- WHAT TO PRODUCE -
Write out all records as given; omit images.

- SUPPLIED MATERIAL -
------------------------------
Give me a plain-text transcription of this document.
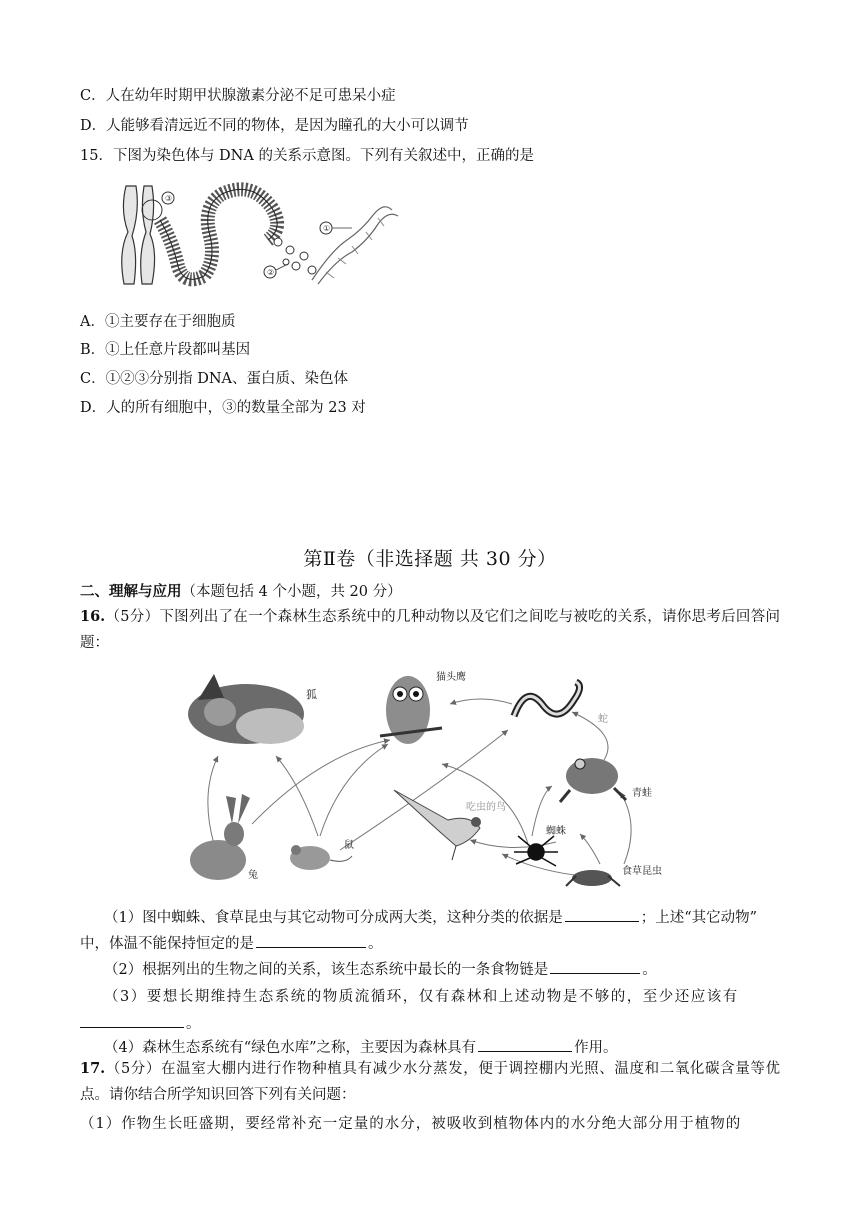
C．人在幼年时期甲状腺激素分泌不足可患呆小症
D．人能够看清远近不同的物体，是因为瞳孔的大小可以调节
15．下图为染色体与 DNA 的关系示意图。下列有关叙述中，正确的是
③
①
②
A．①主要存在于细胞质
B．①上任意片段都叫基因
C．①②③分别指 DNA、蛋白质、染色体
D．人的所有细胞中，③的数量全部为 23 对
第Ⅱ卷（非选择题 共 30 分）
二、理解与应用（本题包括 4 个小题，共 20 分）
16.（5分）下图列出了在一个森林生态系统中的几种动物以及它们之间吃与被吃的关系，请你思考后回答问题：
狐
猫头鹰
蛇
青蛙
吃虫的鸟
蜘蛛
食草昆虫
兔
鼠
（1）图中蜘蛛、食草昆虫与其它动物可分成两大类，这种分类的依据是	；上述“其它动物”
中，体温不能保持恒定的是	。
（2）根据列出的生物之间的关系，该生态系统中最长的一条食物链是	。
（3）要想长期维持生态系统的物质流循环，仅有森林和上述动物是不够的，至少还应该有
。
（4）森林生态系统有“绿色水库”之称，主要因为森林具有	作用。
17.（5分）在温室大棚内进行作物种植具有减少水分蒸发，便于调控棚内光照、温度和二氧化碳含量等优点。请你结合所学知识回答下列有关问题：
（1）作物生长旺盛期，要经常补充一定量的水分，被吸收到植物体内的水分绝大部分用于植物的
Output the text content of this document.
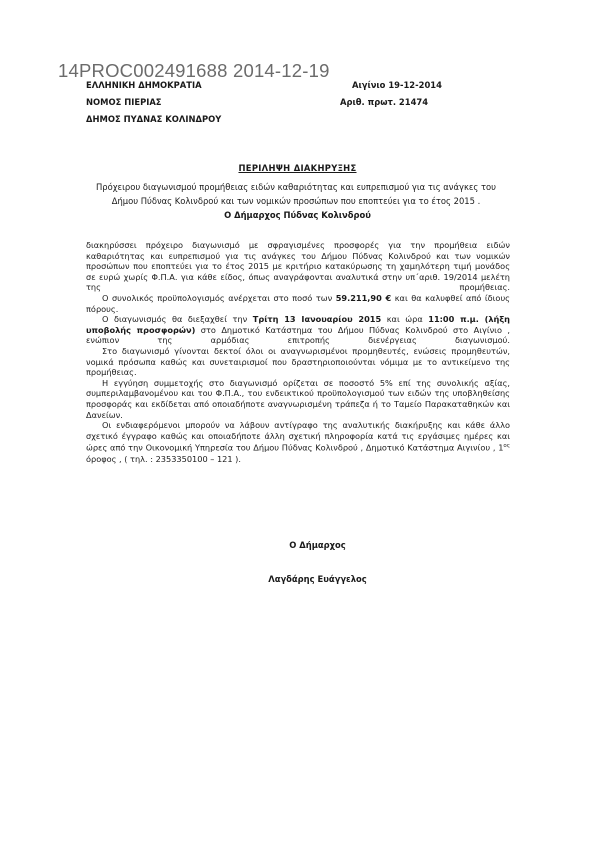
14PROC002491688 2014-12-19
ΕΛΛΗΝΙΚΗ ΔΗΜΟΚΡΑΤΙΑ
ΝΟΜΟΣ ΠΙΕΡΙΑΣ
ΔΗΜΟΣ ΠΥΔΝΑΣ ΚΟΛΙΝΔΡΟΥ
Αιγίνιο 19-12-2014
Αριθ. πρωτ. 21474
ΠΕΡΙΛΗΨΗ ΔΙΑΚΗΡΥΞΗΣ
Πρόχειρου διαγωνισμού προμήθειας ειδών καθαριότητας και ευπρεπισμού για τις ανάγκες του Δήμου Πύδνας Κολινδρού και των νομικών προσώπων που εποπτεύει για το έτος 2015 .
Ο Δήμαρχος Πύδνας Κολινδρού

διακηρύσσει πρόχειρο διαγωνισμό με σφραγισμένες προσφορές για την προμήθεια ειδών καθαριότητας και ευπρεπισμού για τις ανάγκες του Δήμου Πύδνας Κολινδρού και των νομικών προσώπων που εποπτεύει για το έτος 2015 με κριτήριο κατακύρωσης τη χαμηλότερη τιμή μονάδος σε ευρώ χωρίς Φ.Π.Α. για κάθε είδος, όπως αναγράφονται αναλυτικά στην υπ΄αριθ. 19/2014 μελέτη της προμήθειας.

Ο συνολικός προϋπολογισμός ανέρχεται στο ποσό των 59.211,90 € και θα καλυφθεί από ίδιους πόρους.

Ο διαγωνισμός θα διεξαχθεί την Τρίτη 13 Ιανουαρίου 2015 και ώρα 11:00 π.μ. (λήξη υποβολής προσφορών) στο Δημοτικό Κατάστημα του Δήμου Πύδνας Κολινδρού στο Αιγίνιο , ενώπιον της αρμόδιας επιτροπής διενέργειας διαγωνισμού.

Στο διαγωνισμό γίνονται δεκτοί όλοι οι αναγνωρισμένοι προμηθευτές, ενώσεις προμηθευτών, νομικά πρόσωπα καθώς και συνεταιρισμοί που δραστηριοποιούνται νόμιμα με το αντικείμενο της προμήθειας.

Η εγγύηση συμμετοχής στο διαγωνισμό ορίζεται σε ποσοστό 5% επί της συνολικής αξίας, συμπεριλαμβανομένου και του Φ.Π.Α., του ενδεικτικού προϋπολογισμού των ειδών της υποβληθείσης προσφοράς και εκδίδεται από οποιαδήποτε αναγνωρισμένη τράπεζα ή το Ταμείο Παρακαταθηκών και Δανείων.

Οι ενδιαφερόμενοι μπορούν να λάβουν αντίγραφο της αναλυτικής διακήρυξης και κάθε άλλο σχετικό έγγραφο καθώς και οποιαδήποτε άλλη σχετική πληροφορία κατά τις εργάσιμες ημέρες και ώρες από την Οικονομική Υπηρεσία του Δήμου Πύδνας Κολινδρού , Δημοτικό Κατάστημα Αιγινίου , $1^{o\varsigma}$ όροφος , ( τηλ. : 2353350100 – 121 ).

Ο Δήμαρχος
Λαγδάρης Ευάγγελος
------------------------------
- RESULT OF THIS EXERCISE -
Give me a plain-text transcription of this document.
C．人在幼年时期甲状腺激素分泌不足可患呆小症
D．人能够看清远近不同的物体，是因为瞳孔的大小可以调节
15．下图为染色体与 DNA 的关系示意图。下列有关叙述中，正确的是
③
①
②
A．①主要存在于细胞质
B．①上任意片段都叫基因
C．①②③分别指 DNA、蛋白质、染色体
D．人的所有细胞中，③的数量全部为 23 对
第Ⅱ卷（非选择题 共 30 分）
二、理解与应用（本题包括 4 个小题，共 20 分）
16.（5分）下图列出了在一个森林生态系统中的几种动物以及它们之间吃与被吃的关系，请你思考后回答问题：
狐
猫头鹰
蛇
青蛙
吃虫的鸟
蜘蛛
食草昆虫
兔
鼠
（1）图中蜘蛛、食草昆虫与其它动物可分成两大类，这种分类的依据是	；上述“其它动物”
中，体温不能保持恒定的是	。
（2）根据列出的生物之间的关系，该生态系统中最长的一条食物链是	。
（3）要想长期维持生态系统的物质流循环，仅有森林和上述动物是不够的，至少还应该有
。
（4）森林生态系统有“绿色水库”之称，主要因为森林具有	作用。
17.（5分）在温室大棚内进行作物种植具有减少水分蒸发，便于调控棚内光照、温度和二氧化碳含量等优点。请你结合所学知识回答下列有关问题：
（1）作物生长旺盛期，要经常补充一定量的水分，被吸收到植物体内的水分绝大部分用于植物的
Output the text content of this document.
14PROC002491688 2014-12-19
ΕΛΛΗΝΙΚΗ ΔΗΜΟΚΡΑΤΙΑ
ΝΟΜΟΣ ΠΙΕΡΙΑΣ
ΔΗΜΟΣ ΠΥΔΝΑΣ ΚΟΛΙΝΔΡΟΥ
Αιγίνιο 19-12-2014
Αριθ. πρωτ. 21474
ΠΕΡΙΛΗΨΗ ΔΙΑΚΗΡΥΞΗΣ
Πρόχειρου διαγωνισμού προμήθειας ειδών καθαριότητας και ευπρεπισμού για τις ανάγκες του Δήμου Πύδνας Κολινδρού και των νομικών προσώπων που εποπτεύει για το έτος 2015 .
Ο Δήμαρχος Πύδνας Κολινδρού

διακηρύσσει πρόχειρο διαγωνισμό με σφραγισμένες προσφορές για την προμήθεια ειδών καθαριότητας και ευπρεπισμού για τις ανάγκες του Δήμου Πύδνας Κολινδρού και των νομικών προσώπων που εποπτεύει για το έτος 2015 με κριτήριο κατακύρωσης τη χαμηλότερη τιμή μονάδος σε ευρώ χωρίς Φ.Π.Α. για κάθε είδος, όπως αναγράφονται αναλυτικά στην υπ΄αριθ. 19/2014 μελέτη της προμήθειας.

Ο συνολικός προϋπολογισμός ανέρχεται στο ποσό των 59.211,90 € και θα καλυφθεί από ίδιους πόρους.

Ο διαγωνισμός θα διεξαχθεί την Τρίτη 13 Ιανουαρίου 2015 και ώρα 11:00 π.μ. (λήξη υποβολής προσφορών) στο Δημοτικό Κατάστημα του Δήμου Πύδνας Κολινδρού στο Αιγίνιο , ενώπιον της αρμόδιας επιτροπής διενέργειας διαγωνισμού.

Στο διαγωνισμό γίνονται δεκτοί όλοι οι αναγνωρισμένοι προμηθευτές, ενώσεις προμηθευτών, νομικά πρόσωπα καθώς και συνεταιρισμοί που δραστηριοποιούνται νόμιμα με το αντικείμενο της προμήθειας.

Η εγγύηση συμμετοχής στο διαγωνισμό ορίζεται σε ποσοστό 5% επί της συνολικής αξίας, συμπεριλαμβανομένου και του Φ.Π.Α., του ενδεικτικού προϋπολογισμού των ειδών της υποβληθείσης προσφοράς και εκδίδεται από οποιαδήποτε αναγνωρισμένη τράπεζα ή το Ταμείο Παρακαταθηκών και Δανείων.

Οι ενδιαφερόμενοι μπορούν να λάβουν αντίγραφο της αναλυτικής διακήρυξης και κάθε άλλο σχετικό έγγραφο καθώς και οποιαδήποτε άλλη σχετική πληροφορία κατά τις εργάσιμες ημέρες και ώρες από την Οικονομική Υπηρεσία του Δήμου Πύδνας Κολινδρού , Δημοτικό Κατάστημα Αιγινίου , $1^{o\varsigma}$ όροφος , ( τηλ. : 2353350100 – 121 ).

Ο Δήμαρχος
Λαγδάρης Ευάγγελος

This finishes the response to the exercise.